***** RECORDED DATA *****

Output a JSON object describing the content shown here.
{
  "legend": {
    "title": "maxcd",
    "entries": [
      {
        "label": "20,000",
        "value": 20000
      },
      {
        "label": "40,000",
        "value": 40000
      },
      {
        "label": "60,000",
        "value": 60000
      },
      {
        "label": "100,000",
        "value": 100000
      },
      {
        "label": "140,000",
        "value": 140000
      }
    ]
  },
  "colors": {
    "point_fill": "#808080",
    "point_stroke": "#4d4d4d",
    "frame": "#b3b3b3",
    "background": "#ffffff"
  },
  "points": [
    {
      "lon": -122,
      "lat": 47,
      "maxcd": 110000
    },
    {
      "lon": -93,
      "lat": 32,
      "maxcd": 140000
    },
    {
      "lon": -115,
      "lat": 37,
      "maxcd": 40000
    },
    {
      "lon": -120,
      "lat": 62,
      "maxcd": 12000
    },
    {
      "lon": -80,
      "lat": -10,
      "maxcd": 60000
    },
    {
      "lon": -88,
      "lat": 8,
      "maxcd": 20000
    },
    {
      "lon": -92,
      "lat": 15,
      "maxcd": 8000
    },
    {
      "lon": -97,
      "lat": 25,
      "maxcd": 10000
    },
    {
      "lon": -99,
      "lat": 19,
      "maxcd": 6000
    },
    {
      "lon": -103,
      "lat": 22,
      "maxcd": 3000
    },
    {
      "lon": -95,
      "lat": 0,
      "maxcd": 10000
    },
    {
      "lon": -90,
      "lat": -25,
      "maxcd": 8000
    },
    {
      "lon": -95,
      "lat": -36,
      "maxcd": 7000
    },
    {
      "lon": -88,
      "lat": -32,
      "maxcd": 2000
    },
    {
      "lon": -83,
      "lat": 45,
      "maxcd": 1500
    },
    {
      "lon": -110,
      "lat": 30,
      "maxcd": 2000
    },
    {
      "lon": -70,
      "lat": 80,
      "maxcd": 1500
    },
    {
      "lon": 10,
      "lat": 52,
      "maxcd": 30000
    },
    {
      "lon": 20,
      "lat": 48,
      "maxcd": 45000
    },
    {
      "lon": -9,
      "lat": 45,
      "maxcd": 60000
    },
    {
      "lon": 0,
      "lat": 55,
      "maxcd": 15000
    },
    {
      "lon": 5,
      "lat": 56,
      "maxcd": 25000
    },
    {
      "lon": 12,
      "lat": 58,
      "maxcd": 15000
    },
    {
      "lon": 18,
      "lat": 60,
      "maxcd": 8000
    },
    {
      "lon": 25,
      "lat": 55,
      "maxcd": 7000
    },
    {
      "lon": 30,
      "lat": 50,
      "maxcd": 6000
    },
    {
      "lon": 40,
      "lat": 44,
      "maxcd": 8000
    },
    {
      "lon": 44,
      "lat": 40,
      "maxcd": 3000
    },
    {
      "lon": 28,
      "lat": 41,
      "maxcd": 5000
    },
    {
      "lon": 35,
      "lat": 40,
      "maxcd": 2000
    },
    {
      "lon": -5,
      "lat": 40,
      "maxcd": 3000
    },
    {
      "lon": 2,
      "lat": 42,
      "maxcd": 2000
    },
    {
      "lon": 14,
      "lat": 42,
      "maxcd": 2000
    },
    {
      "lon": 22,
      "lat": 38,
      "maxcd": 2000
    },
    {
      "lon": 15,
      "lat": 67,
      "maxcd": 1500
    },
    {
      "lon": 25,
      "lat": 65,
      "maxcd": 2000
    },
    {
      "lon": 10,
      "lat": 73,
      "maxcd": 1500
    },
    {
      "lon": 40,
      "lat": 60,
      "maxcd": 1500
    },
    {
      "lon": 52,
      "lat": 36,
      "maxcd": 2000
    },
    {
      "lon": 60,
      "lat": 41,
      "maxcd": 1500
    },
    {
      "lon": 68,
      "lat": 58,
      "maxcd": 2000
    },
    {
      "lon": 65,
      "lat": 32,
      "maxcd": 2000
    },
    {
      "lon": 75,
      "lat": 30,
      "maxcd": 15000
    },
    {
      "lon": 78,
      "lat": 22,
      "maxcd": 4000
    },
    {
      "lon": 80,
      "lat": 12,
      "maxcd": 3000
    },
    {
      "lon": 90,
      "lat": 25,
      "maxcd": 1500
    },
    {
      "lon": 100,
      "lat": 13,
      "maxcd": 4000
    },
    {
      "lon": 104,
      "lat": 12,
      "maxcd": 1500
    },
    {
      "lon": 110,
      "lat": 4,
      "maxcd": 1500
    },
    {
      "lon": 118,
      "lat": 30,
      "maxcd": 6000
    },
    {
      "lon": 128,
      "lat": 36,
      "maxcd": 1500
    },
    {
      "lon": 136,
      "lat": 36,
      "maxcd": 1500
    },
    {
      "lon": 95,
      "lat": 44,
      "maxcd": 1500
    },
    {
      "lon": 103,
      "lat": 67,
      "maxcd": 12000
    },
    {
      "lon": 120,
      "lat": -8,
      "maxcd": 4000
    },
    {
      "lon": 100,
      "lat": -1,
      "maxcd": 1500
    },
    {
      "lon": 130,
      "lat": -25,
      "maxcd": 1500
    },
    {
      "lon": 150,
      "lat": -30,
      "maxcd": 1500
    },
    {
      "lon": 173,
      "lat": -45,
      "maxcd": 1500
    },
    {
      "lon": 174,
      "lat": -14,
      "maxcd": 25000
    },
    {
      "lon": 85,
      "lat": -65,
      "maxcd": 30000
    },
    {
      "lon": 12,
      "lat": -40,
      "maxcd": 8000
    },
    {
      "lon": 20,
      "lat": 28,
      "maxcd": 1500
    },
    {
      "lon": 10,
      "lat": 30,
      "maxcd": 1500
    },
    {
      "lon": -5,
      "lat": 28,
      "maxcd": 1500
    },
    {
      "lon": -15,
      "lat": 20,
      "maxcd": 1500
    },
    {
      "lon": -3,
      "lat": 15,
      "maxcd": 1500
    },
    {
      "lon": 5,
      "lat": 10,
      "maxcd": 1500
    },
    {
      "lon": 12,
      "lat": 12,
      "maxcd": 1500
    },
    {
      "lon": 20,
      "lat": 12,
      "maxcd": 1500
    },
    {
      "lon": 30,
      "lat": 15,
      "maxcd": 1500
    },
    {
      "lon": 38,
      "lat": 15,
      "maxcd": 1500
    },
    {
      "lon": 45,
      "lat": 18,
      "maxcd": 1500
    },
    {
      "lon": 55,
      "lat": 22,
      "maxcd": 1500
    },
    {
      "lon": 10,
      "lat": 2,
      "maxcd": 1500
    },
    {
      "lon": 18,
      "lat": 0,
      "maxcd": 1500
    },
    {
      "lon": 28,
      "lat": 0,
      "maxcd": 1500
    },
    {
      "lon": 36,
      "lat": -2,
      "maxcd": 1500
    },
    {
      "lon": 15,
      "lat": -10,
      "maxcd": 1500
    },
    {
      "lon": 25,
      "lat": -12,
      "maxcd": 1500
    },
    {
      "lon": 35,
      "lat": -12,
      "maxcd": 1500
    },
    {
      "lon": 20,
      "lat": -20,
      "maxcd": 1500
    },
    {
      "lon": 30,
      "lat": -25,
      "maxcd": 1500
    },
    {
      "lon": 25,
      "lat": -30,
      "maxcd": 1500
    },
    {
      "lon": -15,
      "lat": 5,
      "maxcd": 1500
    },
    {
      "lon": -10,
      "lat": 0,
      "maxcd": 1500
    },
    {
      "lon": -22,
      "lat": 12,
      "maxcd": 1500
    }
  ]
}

*****

§ EXERCISE
Figure out how many lines above include the string "label", then report that number and nothing else.

§ TASK RESPONSE
5